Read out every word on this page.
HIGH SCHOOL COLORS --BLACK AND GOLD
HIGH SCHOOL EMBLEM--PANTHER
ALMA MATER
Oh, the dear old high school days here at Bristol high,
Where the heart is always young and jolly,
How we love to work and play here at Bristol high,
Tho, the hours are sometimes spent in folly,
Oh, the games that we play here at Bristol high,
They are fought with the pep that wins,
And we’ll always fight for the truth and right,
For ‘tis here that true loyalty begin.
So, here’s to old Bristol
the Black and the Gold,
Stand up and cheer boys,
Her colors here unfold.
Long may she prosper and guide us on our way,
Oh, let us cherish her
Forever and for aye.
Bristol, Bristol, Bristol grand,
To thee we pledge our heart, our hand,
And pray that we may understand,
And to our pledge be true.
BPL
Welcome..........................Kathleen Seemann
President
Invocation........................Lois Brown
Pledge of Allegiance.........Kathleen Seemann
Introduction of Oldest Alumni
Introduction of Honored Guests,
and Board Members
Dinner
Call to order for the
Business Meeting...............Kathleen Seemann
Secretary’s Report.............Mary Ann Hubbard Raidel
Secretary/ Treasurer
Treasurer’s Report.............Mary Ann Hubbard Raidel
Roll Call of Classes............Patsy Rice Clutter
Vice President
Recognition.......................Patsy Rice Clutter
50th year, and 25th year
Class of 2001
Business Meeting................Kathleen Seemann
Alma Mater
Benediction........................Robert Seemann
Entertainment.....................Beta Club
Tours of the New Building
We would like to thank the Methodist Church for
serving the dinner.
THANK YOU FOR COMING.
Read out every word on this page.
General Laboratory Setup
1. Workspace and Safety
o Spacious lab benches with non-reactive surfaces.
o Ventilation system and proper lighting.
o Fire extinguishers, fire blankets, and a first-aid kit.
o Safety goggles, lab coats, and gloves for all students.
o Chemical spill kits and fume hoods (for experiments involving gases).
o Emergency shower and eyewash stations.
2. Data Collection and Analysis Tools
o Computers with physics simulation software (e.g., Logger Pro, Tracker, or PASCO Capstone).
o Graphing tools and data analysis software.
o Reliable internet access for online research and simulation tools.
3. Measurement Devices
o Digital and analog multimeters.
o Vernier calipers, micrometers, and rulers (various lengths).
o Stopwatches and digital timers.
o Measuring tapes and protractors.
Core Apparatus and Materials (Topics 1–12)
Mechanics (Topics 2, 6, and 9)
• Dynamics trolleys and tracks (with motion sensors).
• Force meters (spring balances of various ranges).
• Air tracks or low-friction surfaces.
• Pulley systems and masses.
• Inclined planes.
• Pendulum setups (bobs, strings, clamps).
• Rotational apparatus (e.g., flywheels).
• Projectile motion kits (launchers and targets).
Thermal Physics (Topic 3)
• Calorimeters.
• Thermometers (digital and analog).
- - -
** Stated problem **
Each of the records should be retyped exactly.

** The reply **
Read out every word on this page.
HIGH SCHOOL COLORS --BLACK AND GOLD
HIGH SCHOOL EMBLEM--PANTHER
ALMA MATER
Oh, the dear old high school days here at Bristol high,
Where the heart is always young and jolly,
How we love to work and play here at Bristol high,
Tho, the hours are sometimes spent in folly,
Oh, the games that we play here at Bristol high,
They are fought with the pep that wins,
And we’ll always fight for the truth and right,
For ‘tis here that true loyalty begin.
So, here’s to old Bristol
the Black and the Gold,
Stand up and cheer boys,
Her colors here unfold.
Long may she prosper and guide us on our way,
Oh, let us cherish her
Forever and for aye.
Bristol, Bristol, Bristol grand,
To thee we pledge our heart, our hand,
And pray that we may understand,
And to our pledge be true.
BPL
Welcome..........................Kathleen Seemann
President
Invocation........................Lois Brown
Pledge of Allegiance.........Kathleen Seemann
Introduction of Oldest Alumni
Introduction of Honored Guests,
and Board Members
Dinner
Call to order for the
Business Meeting...............Kathleen Seemann
Secretary’s Report.............Mary Ann Hubbard Raidel
Secretary/ Treasurer
Treasurer’s Report.............Mary Ann Hubbard Raidel
Roll Call of Classes............Patsy Rice Clutter
Vice President
Recognition.......................Patsy Rice Clutter
50th year, and 25th year
Class of 2001
Business Meeting................Kathleen Seemann
Alma Mater
Benediction........................Robert Seemann
Entertainment.....................Beta Club
Tours of the New Building
We would like to thank the Methodist Church for
serving the dinner.
THANK YOU FOR COMING.
Read out every word on this page.
General Laboratory Setup
1. Workspace and Safety
o Spacious lab benches with non-reactive surfaces.
o Ventilation system and proper lighting.
o Fire extinguishers, fire blankets, and a first-aid kit.
o Safety goggles, lab coats, and gloves for all students.
o Chemical spill kits and fume hoods (for experiments involving gases).
o Emergency shower and eyewash stations.
2. Data Collection and Analysis Tools
o Computers with physics simulation software (e.g., Logger Pro, Tracker, or PASCO Capstone).
o Graphing tools and data analysis software.
o Reliable internet access for online research and simulation tools.
3. Measurement Devices
o Digital and analog multimeters.
o Vernier calipers, micrometers, and rulers (various lengths).
o Stopwatches and digital timers.
o Measuring tapes and protractors.
Core Apparatus and Materials (Topics 1–12)
Mechanics (Topics 2, 6, and 9)
• Dynamics trolleys and tracks (with motion sensors).
• Force meters (spring balances of various ranges).
• Air tracks or low-friction surfaces.
• Pulley systems and masses.
• Inclined planes.
• Pendulum setups (bobs, strings, clamps).
• Rotational apparatus (e.g., flywheels).
• Projectile motion kits (launchers and targets).
Thermal Physics (Topic 3)
• Calorimeters.
• Thermometers (digital and analog).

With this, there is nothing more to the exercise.